=== Task to carry out ===
Could you reproduce, word for word, everything from "Andrzej Ostruszka Sept." down to "LLVM IR bitcode)." in the LTO build patch page below?

=== Text ===
-=-=-
[01/10] build: add an option to enable LTO build

Message ID 20190905093239.27187-2-amo@semihalf.com (mailing list archive)
State Superseded, archived
Delegated to: Thomas Monjalon
Headers
Series Add an option to use LTO for DPDK build |

Checks

Context Check Description
ci/checkpatch warning coding style issues
ci/Intel-compilation success Compilation OK
ci/iol-dpdk_compile success Compile Testing PASS
ci/iol-dpdk_compile_ovs success Compile Testing PASS
ci/iol-dpdk_compile_spdk success Compile Testing PASS
ci/intel-Performance success Performance Testing PASS
ci/mellanox-Performance success Performance Testing PASS

Commit Message

Andrzej Ostruszka Sept. 5, 2019, 9:32 a.m. UTC
  This patch adds an option to enable link time optimization.  In addition
to LTO option itself (-flto) fat-lto-objects are being used.  This is
because during the build pmdinfogen scans the generated ELF objects to
find this_pmd_name* symbol in symbol table.  Without fat-lto-objects gcc
produces ELF only with extra symbols for internal use during linking and
clang does not produce ELF at all (only LLVM IR bitcode).
-=-=-
=== Information supplied ===
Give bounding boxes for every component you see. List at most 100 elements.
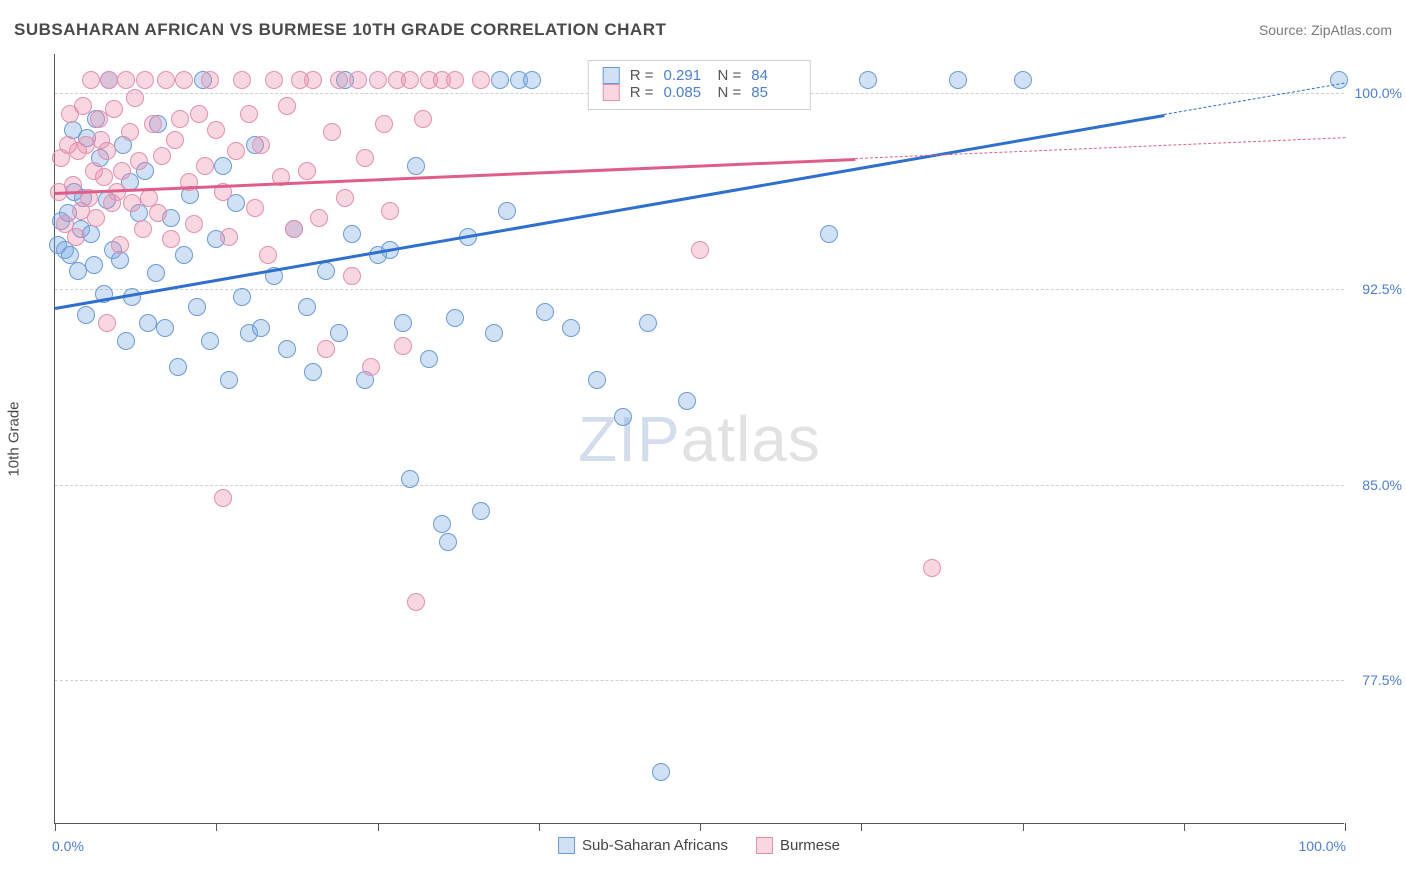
scatter-point (323, 123, 341, 141)
stats-swatch-icon (603, 84, 620, 101)
legend-item-subsaharan: Sub-Saharan Africans (558, 837, 728, 854)
scatter-point (330, 324, 348, 342)
yaxis-title: 10th Grade (6, 401, 23, 476)
scatter-point (153, 147, 171, 165)
scatter-point (123, 194, 141, 212)
scatter-point (304, 363, 322, 381)
scatter-point (317, 340, 335, 358)
xtick (378, 823, 379, 831)
scatter-point (562, 319, 580, 337)
scatter-point (433, 515, 451, 533)
chart-area: 10th Grade ZIPatlas 100.0%92.5%85.0%77.5… (54, 54, 1344, 824)
scatter-point (491, 71, 509, 89)
ytick-label: 85.0% (1350, 477, 1402, 493)
scatter-point (166, 131, 184, 149)
scatter-point (171, 110, 189, 128)
stats-r-label: R = (630, 67, 654, 84)
scatter-point (298, 298, 316, 316)
scatter-point (100, 71, 118, 89)
scatter-point (188, 298, 206, 316)
scatter-point (356, 149, 374, 167)
scatter-point (156, 319, 174, 337)
scatter-point (678, 392, 696, 410)
scatter-point (162, 230, 180, 248)
scatter-point (369, 71, 387, 89)
scatter-point (304, 71, 322, 89)
scatter-point (130, 152, 148, 170)
stats-n-value: 84 (751, 67, 795, 84)
scatter-point (330, 71, 348, 89)
scatter-point (536, 303, 554, 321)
xtick (700, 823, 701, 831)
scatter-point (214, 157, 232, 175)
scatter-point (67, 228, 85, 246)
scatter-point (446, 309, 464, 327)
xtick (216, 823, 217, 831)
scatter-point (117, 71, 135, 89)
scatter-point (82, 225, 100, 243)
scatter-point (317, 262, 335, 280)
scatter-point (240, 105, 258, 123)
scatter-point (175, 246, 193, 264)
scatter-point (349, 71, 367, 89)
scatter-point (439, 533, 457, 551)
scatter-point (126, 89, 144, 107)
scatter-point (820, 225, 838, 243)
xtick (55, 823, 56, 831)
scatter-point (117, 332, 135, 350)
chart-title: SUBSAHARAN AFRICAN VS BURMESE 10TH GRADE… (14, 20, 666, 40)
scatter-point (259, 246, 277, 264)
scatter-point (111, 236, 129, 254)
scatter-point (362, 358, 380, 376)
scatter-point (343, 267, 361, 285)
scatter-point (175, 71, 193, 89)
scatter-point (394, 314, 412, 332)
scatter-point (157, 71, 175, 89)
scatter-point (111, 251, 129, 269)
scatter-point (246, 199, 264, 217)
scatter-point (285, 220, 303, 238)
scatter-point (407, 157, 425, 175)
scatter-point (343, 225, 361, 243)
xtick (1345, 823, 1346, 831)
stats-n-value: 85 (751, 84, 795, 101)
stats-swatch-icon (603, 67, 620, 84)
legend-item-burmese: Burmese (756, 837, 840, 854)
legend-swatch-icon (756, 837, 773, 854)
xtick (1184, 823, 1185, 831)
scatter-point (923, 559, 941, 577)
ytick-label: 100.0% (1350, 85, 1402, 101)
trendline (55, 114, 1165, 310)
scatter-point (95, 168, 113, 186)
ytick-label: 77.5% (1350, 672, 1402, 688)
scatter-point (252, 319, 270, 337)
xaxis-max-label: 100.0% (1299, 838, 1346, 854)
scatter-point (134, 220, 152, 238)
scatter-point (121, 123, 139, 141)
stats-n-label: N = (718, 84, 742, 101)
scatter-point (233, 288, 251, 306)
scatter-point (201, 71, 219, 89)
scatter-point (82, 71, 100, 89)
gridline (55, 680, 1344, 681)
scatter-point (375, 115, 393, 133)
scatter-point (149, 204, 167, 222)
scatter-point (252, 136, 270, 154)
scatter-point (201, 332, 219, 350)
stats-r-label: R = (630, 84, 654, 101)
legend-swatch-icon (558, 837, 575, 854)
chart-source: Source: ZipAtlas.com (1259, 22, 1392, 38)
scatter-point (220, 371, 238, 389)
scatter-point (233, 71, 251, 89)
scatter-point (136, 71, 154, 89)
scatter-point (207, 121, 225, 139)
scatter-point (588, 371, 606, 389)
scatter-point (652, 763, 670, 781)
trendline-extrapolated (1164, 83, 1345, 115)
gridline (55, 485, 1344, 486)
legend-label: Burmese (780, 837, 840, 854)
legend-label: Sub-Saharan Africans (582, 837, 728, 854)
stats-r-value: 0.291 (664, 67, 708, 84)
scatter-point (401, 470, 419, 488)
scatter-point (77, 306, 95, 324)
-=-=-
=== Answer to the task ===
Andrzej Ostruszka Sept. 5, 2019, 9:32 a.m. UTC
  This patch adds an option to enable link time optimization.  In addition
to LTO option itself (-flto) fat-lto-objects are being used.  This is
because during the build pmdinfogen scans the generated ELF objects to
find this_pmd_name* symbol in symbol table.  Without fat-lto-objects gcc
produces ELF only with extra symbols for internal use during linking and
clang does not produce ELF at all (only LLVM IR bitcode).